**Task requirements**
Without the pictures, write out all the lines below exactly as they appear.

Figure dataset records
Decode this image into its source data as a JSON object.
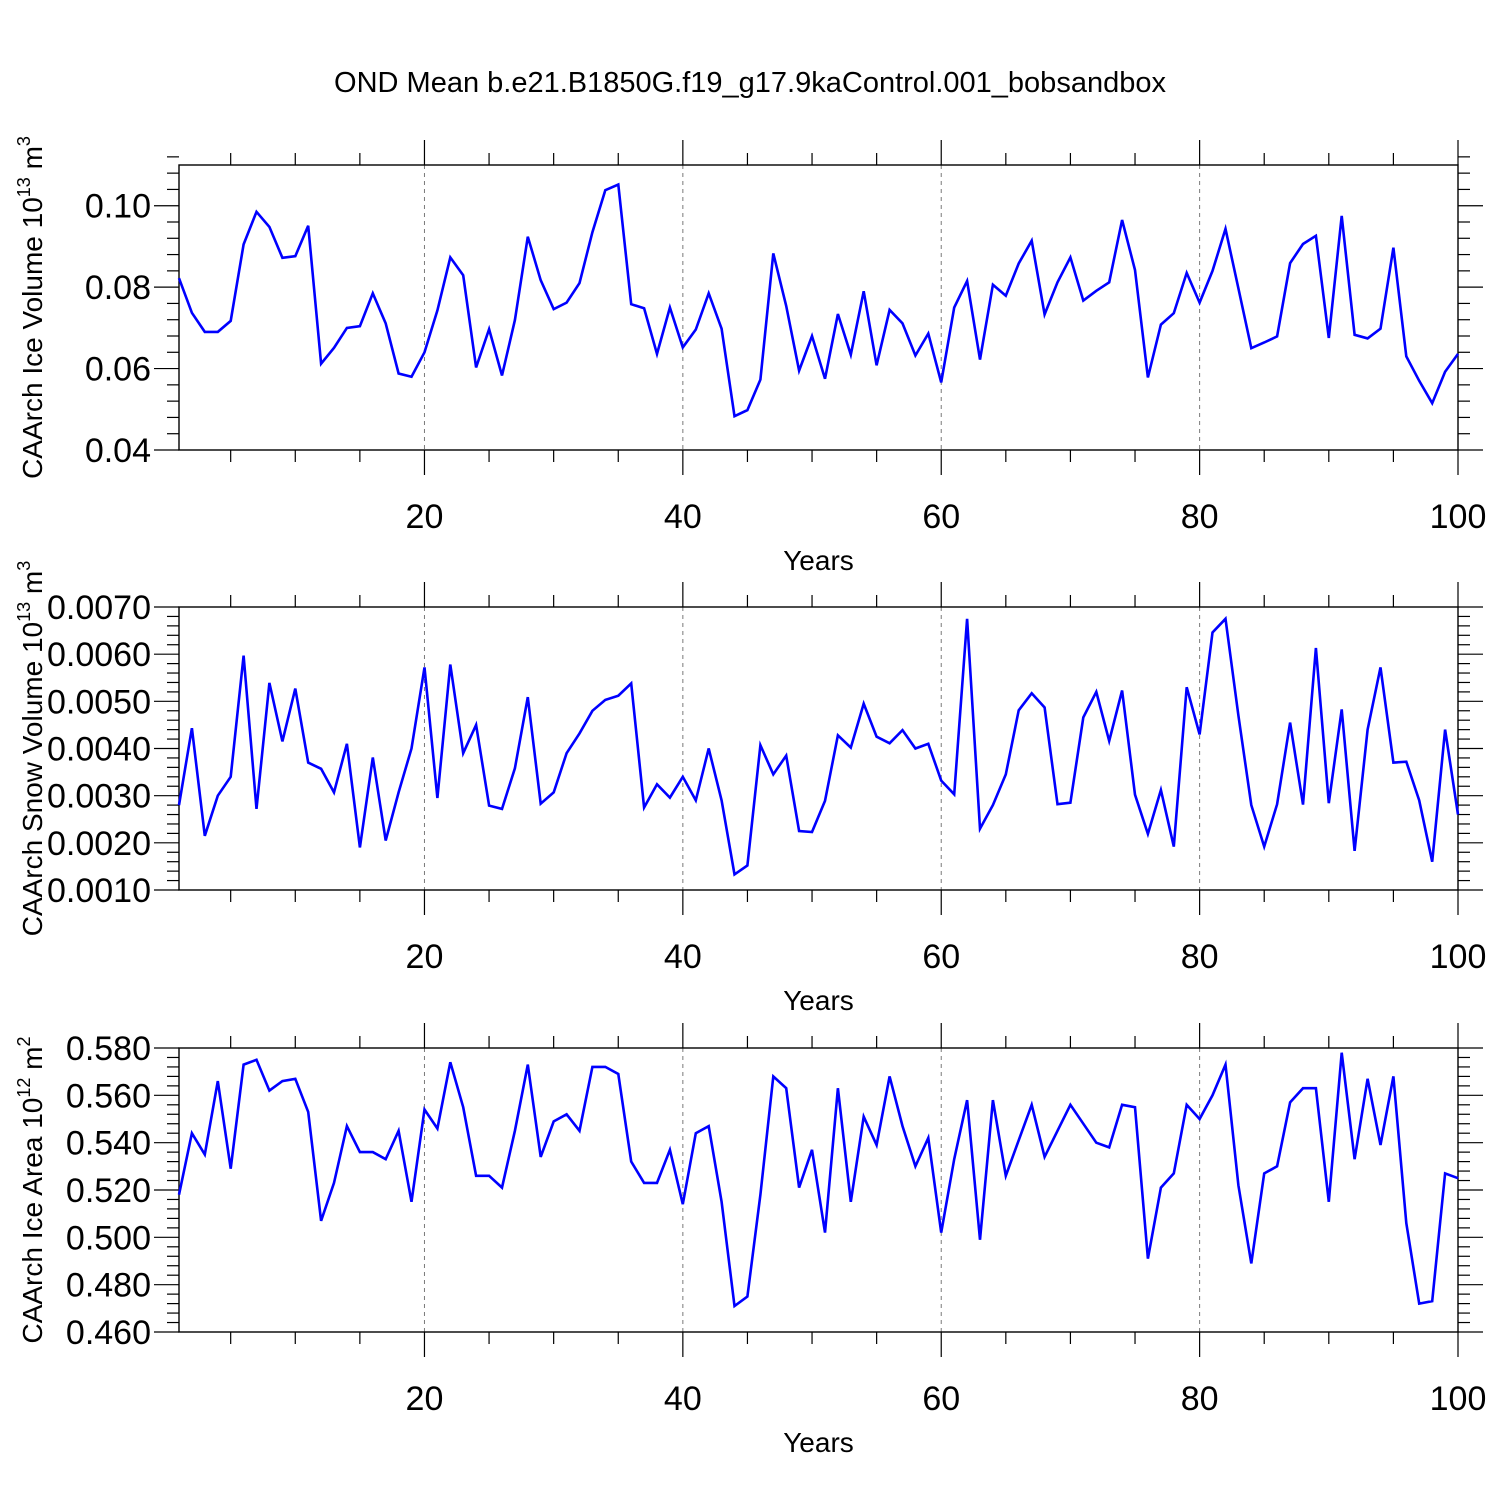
{
  "title": "OND Mean b.e21.B1850G.f19_g17.9kaControl.001_bobsandbox",
  "chart_data": [
    {
      "type": "line",
      "title": "",
      "xlabel": "Years",
      "ylabel": "CAArch Ice Volume 10",
      "ylabel_exp": "13",
      "ylabel_unit": " m",
      "ylabel_unit_exp": "3",
      "xlim": [
        1,
        100
      ],
      "ylim": [
        0.04,
        0.11
      ],
      "xticks": [
        20,
        40,
        60,
        80,
        100
      ],
      "xtick_labels": [
        "20",
        "40",
        "60",
        "80",
        "100"
      ],
      "yticks": [
        0.04,
        0.06,
        0.08,
        0.1
      ],
      "ytick_labels": [
        "0.04",
        "0.06",
        "0.08",
        "0.10"
      ],
      "grid": "vertical dashed at x ticks",
      "series": [
        {
          "name": "CAArch Ice Volume",
          "color": "#0000ff",
          "values": [
            0.0822,
            0.0737,
            0.069,
            0.069,
            0.0717,
            0.0905,
            0.0985,
            0.0948,
            0.0872,
            0.0876,
            0.0951,
            0.0612,
            0.0651,
            0.07,
            0.0704,
            0.0785,
            0.0711,
            0.0588,
            0.058,
            0.064,
            0.0743,
            0.0873,
            0.0829,
            0.0603,
            0.0697,
            0.0583,
            0.0719,
            0.0924,
            0.0817,
            0.0746,
            0.0762,
            0.081,
            0.0935,
            0.1038,
            0.1052,
            0.0758,
            0.0748,
            0.0636,
            0.075,
            0.0652,
            0.0696,
            0.0785,
            0.0698,
            0.0483,
            0.0498,
            0.0573,
            0.0883,
            0.0754,
            0.0595,
            0.068,
            0.0575,
            0.0734,
            0.0634,
            0.079,
            0.0608,
            0.0744,
            0.0711,
            0.0632,
            0.0686,
            0.0566,
            0.075,
            0.0815,
            0.0622,
            0.0806,
            0.0779,
            0.0858,
            0.0914,
            0.0733,
            0.0812,
            0.0873,
            0.0767,
            0.0791,
            0.0812,
            0.0965,
            0.0842,
            0.0578,
            0.0708,
            0.0736,
            0.0835,
            0.0762,
            0.084,
            0.0943,
            0.0797,
            0.065,
            0.0664,
            0.0679,
            0.0859,
            0.0906,
            0.0926,
            0.0675,
            0.0975,
            0.0683,
            0.0674,
            0.0698,
            0.0897,
            0.063,
            0.057,
            0.0515,
            0.0592,
            0.0636
          ]
        }
      ]
    },
    {
      "type": "line",
      "title": "",
      "xlabel": "Years",
      "ylabel": "CAArch Snow Volume 10",
      "ylabel_exp": "13",
      "ylabel_unit": " m",
      "ylabel_unit_exp": "3",
      "xlim": [
        1,
        100
      ],
      "ylim": [
        0.001,
        0.007
      ],
      "xticks": [
        20,
        40,
        60,
        80,
        100
      ],
      "xtick_labels": [
        "20",
        "40",
        "60",
        "80",
        "100"
      ],
      "yticks": [
        0.001,
        0.002,
        0.003,
        0.004,
        0.005,
        0.006,
        0.007
      ],
      "ytick_labels": [
        "0.0010",
        "0.0020",
        "0.0030",
        "0.0040",
        "0.0050",
        "0.0060",
        "0.0070"
      ],
      "grid": "vertical dashed at x ticks",
      "series": [
        {
          "name": "CAArch Snow Volume",
          "color": "#0000ff",
          "values": [
            0.0028,
            0.00443,
            0.00215,
            0.003,
            0.0034,
            0.00597,
            0.00272,
            0.00539,
            0.00415,
            0.00527,
            0.0037,
            0.00357,
            0.00307,
            0.0041,
            0.0019,
            0.00381,
            0.00205,
            0.00307,
            0.004,
            0.00572,
            0.00295,
            0.00578,
            0.0039,
            0.0045,
            0.00279,
            0.00272,
            0.00358,
            0.00509,
            0.00283,
            0.00307,
            0.0039,
            0.00432,
            0.0048,
            0.00503,
            0.00512,
            0.00538,
            0.00275,
            0.00324,
            0.00296,
            0.0034,
            0.0029,
            0.004,
            0.0029,
            0.00133,
            0.00152,
            0.00407,
            0.00345,
            0.00385,
            0.00225,
            0.00223,
            0.00289,
            0.00428,
            0.00402,
            0.00495,
            0.00425,
            0.00411,
            0.00439,
            0.004,
            0.0041,
            0.00332,
            0.00303,
            0.00675,
            0.0023,
            0.0028,
            0.00345,
            0.00481,
            0.00517,
            0.00487,
            0.00282,
            0.00285,
            0.00466,
            0.0052,
            0.00416,
            0.00523,
            0.00302,
            0.00219,
            0.00312,
            0.00192,
            0.0053,
            0.0043,
            0.00646,
            0.00675,
            0.0047,
            0.0028,
            0.00192,
            0.00282,
            0.00455,
            0.00281,
            0.00613,
            0.00284,
            0.00483,
            0.00183,
            0.0044,
            0.00572,
            0.0037,
            0.00372,
            0.0029,
            0.0016,
            0.0044,
            0.0026
          ]
        }
      ]
    },
    {
      "type": "line",
      "title": "",
      "xlabel": "Years",
      "ylabel": "CAArch Ice Area 10",
      "ylabel_exp": "12",
      "ylabel_unit": " m",
      "ylabel_unit_exp": "2",
      "xlim": [
        1,
        100
      ],
      "ylim": [
        0.46,
        0.58
      ],
      "xticks": [
        20,
        40,
        60,
        80,
        100
      ],
      "xtick_labels": [
        "20",
        "40",
        "60",
        "80",
        "100"
      ],
      "yticks": [
        0.46,
        0.48,
        0.5,
        0.52,
        0.54,
        0.56,
        0.58
      ],
      "ytick_labels": [
        "0.460",
        "0.480",
        "0.500",
        "0.520",
        "0.540",
        "0.560",
        "0.580"
      ],
      "grid": "vertical dashed at x ticks",
      "series": [
        {
          "name": "CAArch Ice Area",
          "color": "#0000ff",
          "values": [
            0.518,
            0.544,
            0.535,
            0.566,
            0.529,
            0.573,
            0.575,
            0.562,
            0.566,
            0.567,
            0.553,
            0.507,
            0.523,
            0.547,
            0.536,
            0.536,
            0.533,
            0.545,
            0.515,
            0.554,
            0.546,
            0.574,
            0.555,
            0.526,
            0.526,
            0.521,
            0.545,
            0.573,
            0.534,
            0.549,
            0.552,
            0.545,
            0.572,
            0.572,
            0.569,
            0.532,
            0.523,
            0.523,
            0.537,
            0.514,
            0.544,
            0.547,
            0.515,
            0.471,
            0.475,
            0.518,
            0.568,
            0.563,
            0.521,
            0.537,
            0.502,
            0.563,
            0.515,
            0.551,
            0.539,
            0.568,
            0.547,
            0.53,
            0.542,
            0.502,
            0.533,
            0.558,
            0.499,
            0.558,
            0.526,
            0.541,
            0.556,
            0.534,
            0.545,
            0.556,
            0.548,
            0.54,
            0.538,
            0.556,
            0.555,
            0.491,
            0.521,
            0.527,
            0.556,
            0.55,
            0.56,
            0.573,
            0.522,
            0.489,
            0.527,
            0.53,
            0.557,
            0.563,
            0.563,
            0.515,
            0.578,
            0.533,
            0.567,
            0.539,
            0.568,
            0.506,
            0.472,
            0.473,
            0.527,
            0.525
          ]
        }
      ]
    }
  ]
}
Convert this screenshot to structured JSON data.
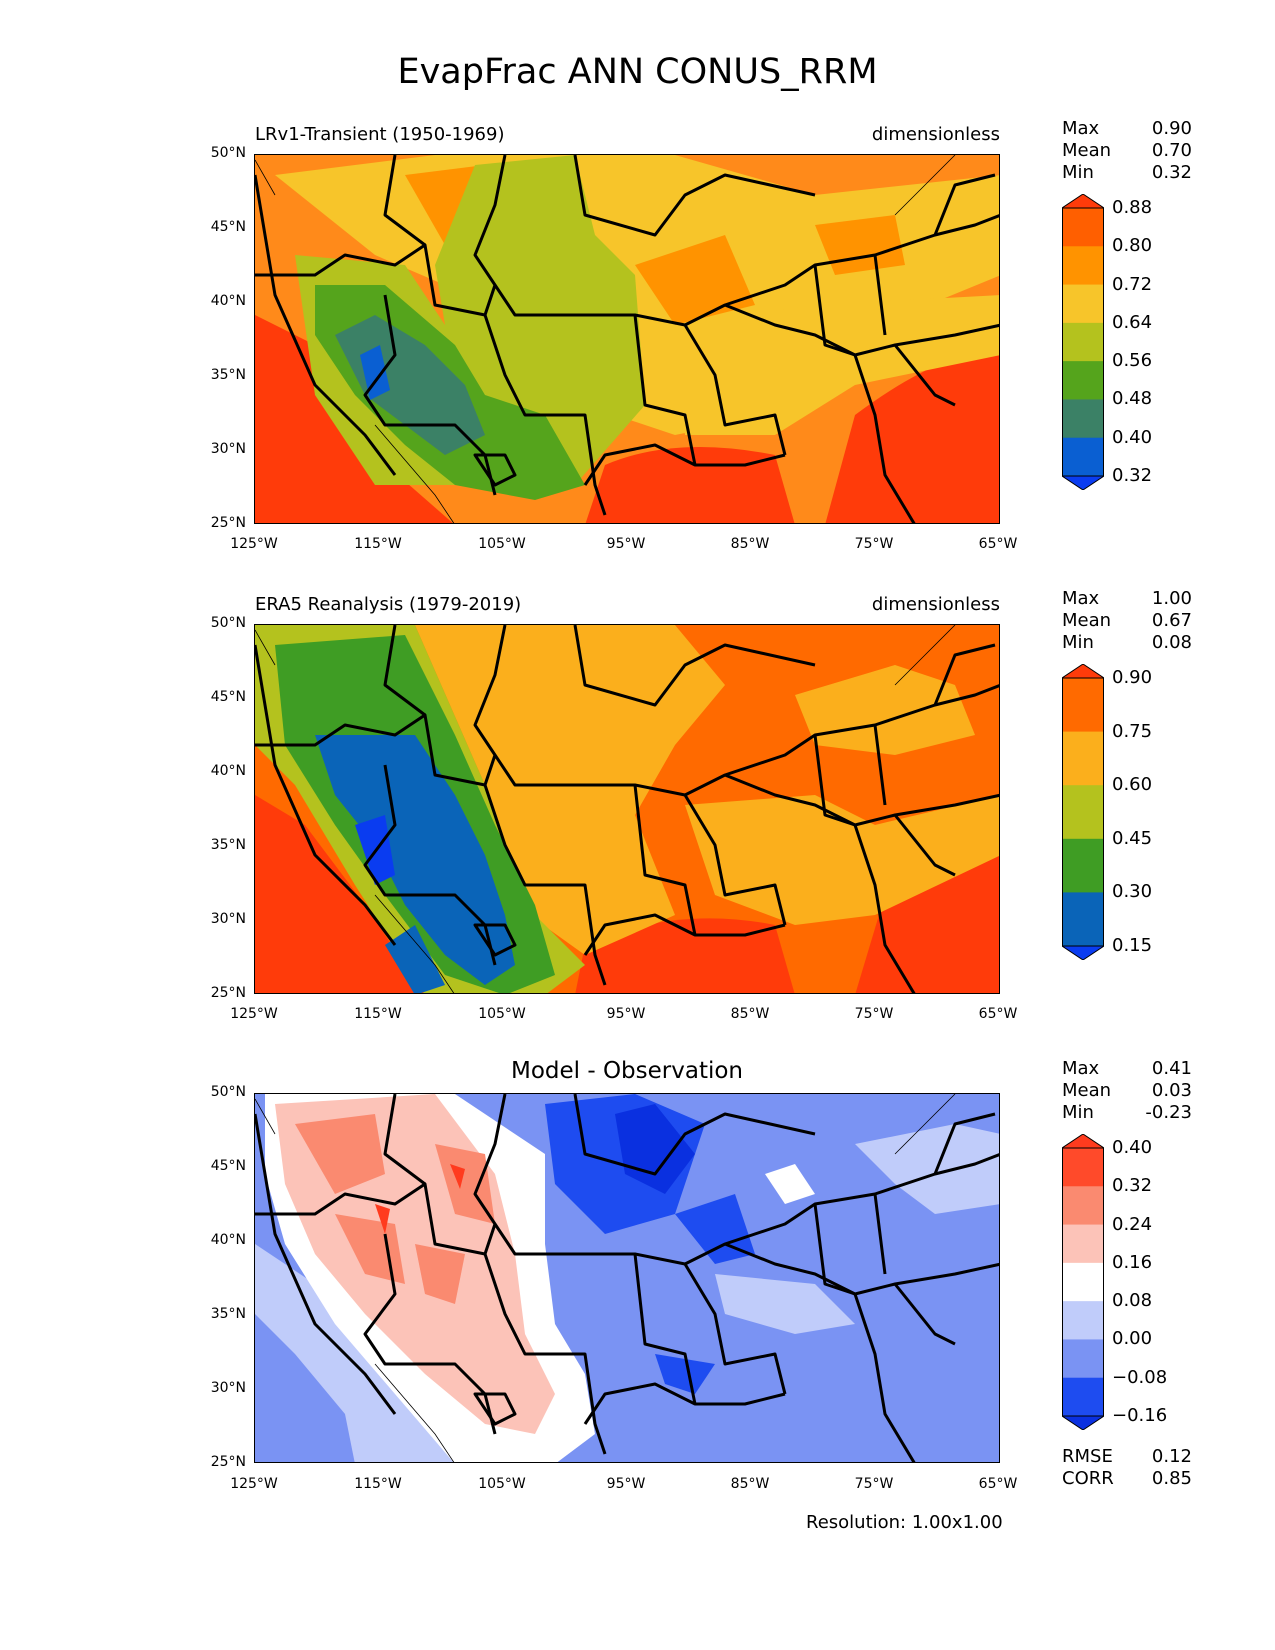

**Solution**
Decode this image into its source data as a JSON object.
{
  "title": "OND Mean b.e21.B1850G.f19_g17.9kaControl.001_bobsandbox",
  "chart_data": [
    {
      "type": "line",
      "title": "",
      "xlabel": "Years",
      "ylabel": "CAArch Ice Volume 10",
      "ylabel_exp": "13",
      "ylabel_unit": " m",
      "ylabel_unit_exp": "3",
      "xlim": [
        1,
        100
      ],
      "ylim": [
        0.04,
        0.11
      ],
      "xticks": [
        20,
        40,
        60,
        80,
        100
      ],
      "xtick_labels": [
        "20",
        "40",
        "60",
        "80",
        "100"
      ],
      "yticks": [
        0.04,
        0.06,
        0.08,
        0.1
      ],
      "ytick_labels": [
        "0.04",
        "0.06",
        "0.08",
        "0.10"
      ],
      "grid": "vertical dashed at x ticks",
      "series": [
        {
          "name": "CAArch Ice Volume",
          "color": "#0000ff",
          "values": [
            0.0822,
            0.0737,
            0.069,
            0.069,
            0.0717,
            0.0905,
            0.0985,
            0.0948,
            0.0872,
            0.0876,
            0.0951,
            0.0612,
            0.0651,
            0.07,
            0.0704,
            0.0785,
            0.0711,
            0.0588,
            0.058,
            0.064,
            0.0743,
            0.0873,
            0.0829,
            0.0603,
            0.0697,
            0.0583,
            0.0719,
            0.0924,
            0.0817,
            0.0746,
            0.0762,
            0.081,
            0.0935,
            0.1038,
            0.1052,
            0.0758,
            0.0748,
            0.0636,
            0.075,
            0.0652,
            0.0696,
            0.0785,
            0.0698,
            0.0483,
            0.0498,
            0.0573,
            0.0883,
            0.0754,
            0.0595,
            0.068,
            0.0575,
            0.0734,
            0.0634,
            0.079,
            0.0608,
            0.0744,
            0.0711,
            0.0632,
            0.0686,
            0.0566,
            0.075,
            0.0815,
            0.0622,
            0.0806,
            0.0779,
            0.0858,
            0.0914,
            0.0733,
            0.0812,
            0.0873,
            0.0767,
            0.0791,
            0.0812,
            0.0965,
            0.0842,
            0.0578,
            0.0708,
            0.0736,
            0.0835,
            0.0762,
            0.084,
            0.0943,
            0.0797,
            0.065,
            0.0664,
            0.0679,
            0.0859,
            0.0906,
            0.0926,
            0.0675,
            0.0975,
            0.0683,
            0.0674,
            0.0698,
            0.0897,
            0.063,
            0.057,
            0.0515,
            0.0592,
            0.0636
          ]
        }
      ]
    },
    {
      "type": "line",
      "title": "",
      "xlabel": "Years",
      "ylabel": "CAArch Snow Volume 10",
      "ylabel_exp": "13",
      "ylabel_unit": " m",
      "ylabel_unit_exp": "3",
      "xlim": [
        1,
        100
      ],
      "ylim": [
        0.001,
        0.007
      ],
      "xticks": [
        20,
        40,
        60,
        80,
        100
      ],
      "xtick_labels": [
        "20",
        "40",
        "60",
        "80",
        "100"
      ],
      "yticks": [
        0.001,
        0.002,
        0.003,
        0.004,
        0.005,
        0.006,
        0.007
      ],
      "ytick_labels": [
        "0.0010",
        "0.0020",
        "0.0030",
        "0.0040",
        "0.0050",
        "0.0060",
        "0.0070"
      ],
      "grid": "vertical dashed at x ticks",
      "series": [
        {
          "name": "CAArch Snow Volume",
          "color": "#0000ff",
          "values": [
            0.0028,
            0.00443,
            0.00215,
            0.003,
            0.0034,
            0.00597,
            0.00272,
            0.00539,
            0.00415,
            0.00527,
            0.0037,
            0.00357,
            0.00307,
            0.0041,
            0.0019,
            0.00381,
            0.00205,
            0.00307,
            0.004,
            0.00572,
            0.00295,
            0.00578,
            0.0039,
            0.0045,
            0.00279,
            0.00272,
            0.00358,
            0.00509,
            0.00283,
            0.00307,
            0.0039,
            0.00432,
            0.0048,
            0.00503,
            0.00512,
            0.00538,
            0.00275,
            0.00324,
            0.00296,
            0.0034,
            0.0029,
            0.004,
            0.0029,
            0.00133,
            0.00152,
            0.00407,
            0.00345,
            0.00385,
            0.00225,
            0.00223,
            0.00289,
            0.00428,
            0.00402,
            0.00495,
            0.00425,
            0.00411,
            0.00439,
            0.004,
            0.0041,
            0.00332,
            0.00303,
            0.00675,
            0.0023,
            0.0028,
            0.00345,
            0.00481,
            0.00517,
            0.00487,
            0.00282,
            0.00285,
            0.00466,
            0.0052,
            0.00416,
            0.00523,
            0.00302,
            0.00219,
            0.00312,
            0.00192,
            0.0053,
            0.0043,
            0.00646,
            0.00675,
            0.0047,
            0.0028,
            0.00192,
            0.00282,
            0.00455,
            0.00281,
            0.00613,
            0.00284,
            0.00483,
            0.00183,
            0.0044,
            0.00572,
            0.0037,
            0.00372,
            0.0029,
            0.0016,
            0.0044,
            0.0026
          ]
        }
      ]
    },
    {
      "type": "line",
      "title": "",
      "xlabel": "Years",
      "ylabel": "CAArch Ice Area 10",
      "ylabel_exp": "12",
      "ylabel_unit": " m",
      "ylabel_unit_exp": "2",
      "xlim": [
        1,
        100
      ],
      "ylim": [
        0.46,
        0.58
      ],
      "xticks": [
        20,
        40,
        60,
        80,
        100
      ],
      "xtick_labels": [
        "20",
        "40",
        "60",
        "80",
        "100"
      ],
      "yticks": [
        0.46,
        0.48,
        0.5,
        0.52,
        0.54,
        0.56,
        0.58
      ],
      "ytick_labels": [
        "0.460",
        "0.480",
        "0.500",
        "0.520",
        "0.540",
        "0.560",
        "0.580"
      ],
      "grid": "vertical dashed at x ticks",
      "series": [
        {
          "name": "CAArch Ice Area",
          "color": "#0000ff",
          "values": [
            0.518,
            0.544,
            0.535,
            0.566,
            0.529,
            0.573,
            0.575,
            0.562,
            0.566,
            0.567,
            0.553,
            0.507,
            0.523,
            0.547,
            0.536,
            0.536,
            0.533,
            0.545,
            0.515,
            0.554,
            0.546,
            0.574,
            0.555,
            0.526,
            0.526,
            0.521,
            0.545,
            0.573,
            0.534,
            0.549,
            0.552,
            0.545,
            0.572,
            0.572,
            0.569,
            0.532,
            0.523,
            0.523,
            0.537,
            0.514,
            0.544,
            0.547,
            0.515,
            0.471,
            0.475,
            0.518,
            0.568,
            0.563,
            0.521,
            0.537,
            0.502,
            0.563,
            0.515,
            0.551,
            0.539,
            0.568,
            0.547,
            0.53,
            0.542,
            0.502,
            0.533,
            0.558,
            0.499,
            0.558,
            0.526,
            0.541,
            0.556,
            0.534,
            0.545,
            0.556,
            0.548,
            0.54,
            0.538,
            0.556,
            0.555,
            0.491,
            0.521,
            0.527,
            0.556,
            0.55,
            0.56,
            0.573,
            0.522,
            0.489,
            0.527,
            0.53,
            0.557,
            0.563,
            0.563,
            0.515,
            0.578,
            0.533,
            0.567,
            0.539,
            0.568,
            0.506,
            0.472,
            0.473,
            0.527,
            0.525
          ]
        }
      ]
    }
  ]
}
Convert this screenshot to structured JSON data.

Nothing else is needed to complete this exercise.